GIVEN REQUEST
The records below must be retyped exactly.

Raw records
————

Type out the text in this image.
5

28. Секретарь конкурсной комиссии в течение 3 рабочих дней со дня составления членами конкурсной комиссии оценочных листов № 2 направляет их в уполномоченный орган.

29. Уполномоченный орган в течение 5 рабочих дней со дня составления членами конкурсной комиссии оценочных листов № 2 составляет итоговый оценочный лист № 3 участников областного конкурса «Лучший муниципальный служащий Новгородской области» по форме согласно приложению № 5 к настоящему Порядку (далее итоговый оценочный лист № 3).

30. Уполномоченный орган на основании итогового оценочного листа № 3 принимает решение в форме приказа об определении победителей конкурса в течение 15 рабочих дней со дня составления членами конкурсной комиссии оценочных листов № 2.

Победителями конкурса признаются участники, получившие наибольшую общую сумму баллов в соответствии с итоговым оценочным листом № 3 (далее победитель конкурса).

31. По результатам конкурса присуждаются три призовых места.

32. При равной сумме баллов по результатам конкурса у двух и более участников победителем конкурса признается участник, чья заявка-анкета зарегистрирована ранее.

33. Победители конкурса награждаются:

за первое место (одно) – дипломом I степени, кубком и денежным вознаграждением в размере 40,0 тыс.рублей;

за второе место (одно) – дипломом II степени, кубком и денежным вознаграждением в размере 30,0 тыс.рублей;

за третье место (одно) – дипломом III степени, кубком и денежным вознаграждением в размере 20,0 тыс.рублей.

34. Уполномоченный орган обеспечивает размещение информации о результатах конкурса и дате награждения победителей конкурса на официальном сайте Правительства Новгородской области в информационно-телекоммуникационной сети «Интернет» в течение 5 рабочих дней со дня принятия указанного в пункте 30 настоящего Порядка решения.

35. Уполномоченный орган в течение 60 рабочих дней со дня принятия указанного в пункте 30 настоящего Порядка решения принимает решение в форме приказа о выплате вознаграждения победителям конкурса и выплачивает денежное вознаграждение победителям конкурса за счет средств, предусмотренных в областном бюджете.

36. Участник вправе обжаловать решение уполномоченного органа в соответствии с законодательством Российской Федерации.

————

THE RESPONSE
Type out the text in this image.
5

28. Секретарь конкурсной комиссии в течение 3 рабочих дней со дня составления членами конкурсной комиссии оценочных листов № 2 направляет их в уполномоченный орган.

29. Уполномоченный орган в течение 5 рабочих дней со дня составления членами конкурсной комиссии оценочных листов № 2 составляет итоговый оценочный лист № 3 участников областного конкурса «Лучший муниципальный служащий Новгородской области» по форме согласно приложению № 5 к настоящему Порядку (далее итоговый оценочный лист № 3).

30. Уполномоченный орган на основании итогового оценочного листа № 3 принимает решение в форме приказа об определении победителей конкурса в течение 15 рабочих дней со дня составления членами конкурсной комиссии оценочных листов № 2.

Победителями конкурса признаются участники, получившие наибольшую общую сумму баллов в соответствии с итоговым оценочным листом № 3 (далее победитель конкурса).

31. По результатам конкурса присуждаются три призовых места.

32. При равной сумме баллов по результатам конкурса у двух и более участников победителем конкурса признается участник, чья заявка-анкета зарегистрирована ранее.

33. Победители конкурса награждаются:

за первое место (одно) – дипломом I степени, кубком и денежным вознаграждением в размере 40,0 тыс.рублей;

за второе место (одно) – дипломом II степени, кубком и денежным вознаграждением в размере 30,0 тыс.рублей;

за третье место (одно) – дипломом III степени, кубком и денежным вознаграждением в размере 20,0 тыс.рублей.

34. Уполномоченный орган обеспечивает размещение информации о результатах конкурса и дате награждения победителей конкурса на официальном сайте Правительства Новгородской области в информационно-телекоммуникационной сети «Интернет» в течение 5 рабочих дней со дня принятия указанного в пункте 30 настоящего Порядка решения.

35. Уполномоченный орган в течение 60 рабочих дней со дня принятия указанного в пункте 30 настоящего Порядка решения принимает решение в форме приказа о выплате вознаграждения победителям конкурса и выплачивает денежное вознаграждение победителям конкурса за счет средств, предусмотренных в областном бюджете.

36. Участник вправе обжаловать решение уполномоченного органа в соответствии с законодательством Российской Федерации.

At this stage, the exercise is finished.